▶ **Instructions for the task**
Review the material and extract every line in which the word "songs" occurs.

Collected data entries
◇ ◇ ◇ ◇
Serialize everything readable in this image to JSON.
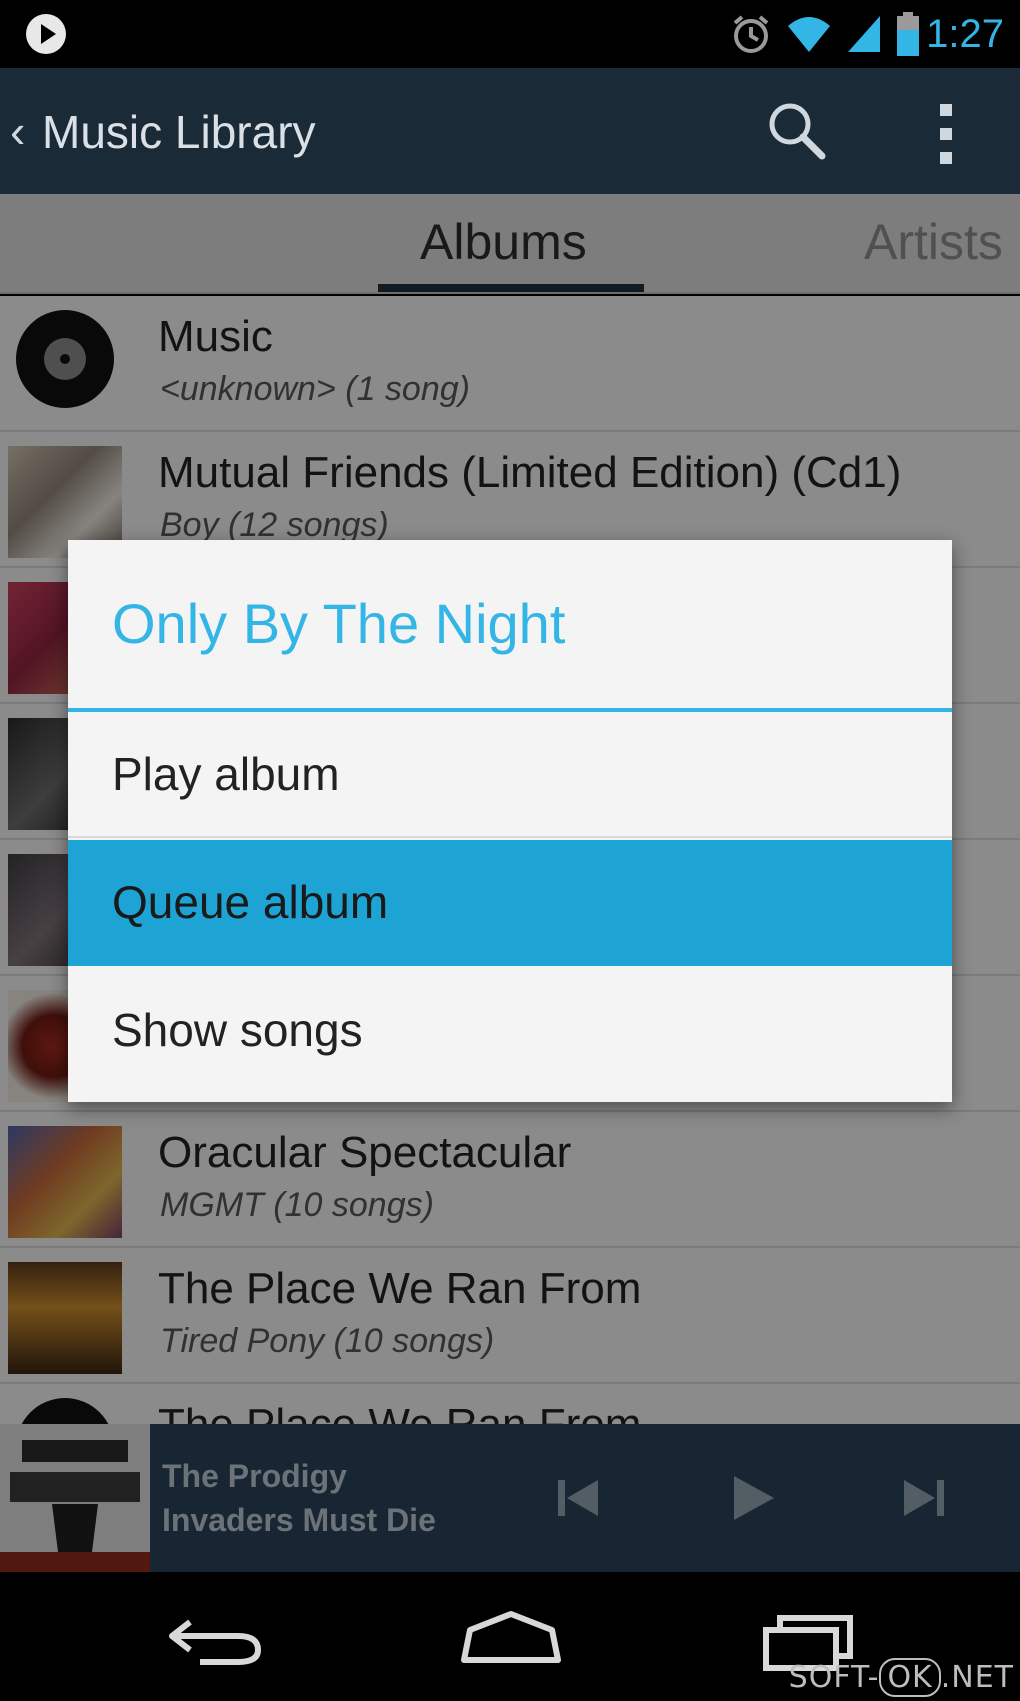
{
  "status_bar": {
    "time": "1:27",
    "icons": [
      "play-notification-icon",
      "alarm-icon",
      "wifi-icon",
      "signal-icon",
      "battery-icon"
    ]
  },
  "action_bar": {
    "title": "Music Library",
    "icons": [
      "back-caret-icon",
      "search-icon",
      "overflow-menu-icon"
    ]
  },
  "tabs": [
    {
      "label": "Albums",
      "selected": true
    },
    {
      "label": "Artists",
      "selected": false
    }
  ],
  "albums": [
    {
      "title": "Music",
      "subtitle": "<unknown> (1 song)"
    },
    {
      "title": "Mutual Friends (Limited Edition) (Cd1)",
      "subtitle": "Boy (12 songs)"
    },
    {
      "title": "",
      "subtitle": ""
    },
    {
      "title": "",
      "subtitle": ""
    },
    {
      "title": "",
      "subtitle": ""
    },
    {
      "title": "",
      "subtitle": ""
    },
    {
      "title": "Oracular Spectacular",
      "subtitle": "MGMT (10 songs)"
    },
    {
      "title": "The Place We Ran From",
      "subtitle": "Tired Pony (10 songs)"
    },
    {
      "title": "The Place We Ran From",
      "subtitle": ""
    }
  ],
  "dialog": {
    "title": "Only By The Night",
    "items": [
      "Play album",
      "Queue album",
      "Show songs"
    ],
    "selected_index": 1
  },
  "now_playing": {
    "artist": "The Prodigy",
    "track": "Invaders Must Die",
    "controls": [
      "previous-icon",
      "play-icon",
      "next-icon"
    ]
  },
  "nav_bar": {
    "buttons": [
      "back-icon",
      "home-icon",
      "recents-icon"
    ]
  },
  "watermark": {
    "prefix": "SOFT-",
    "boxed": "OK",
    "suffix": ".NET"
  },
  "colors": {
    "accent": "#33b5e5",
    "selected_item": "#1da4d5",
    "action_bar": "#1b2a37",
    "now_playing_bar": "#2a4358"
  }
}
◇ ◇ ◇ ◇
▶ **Answer**
      "subtitle": "Boy (12 songs)"
      "subtitle": "MGMT (10 songs)"
      "subtitle": "Tired Pony (10 songs)"
      "Show songs"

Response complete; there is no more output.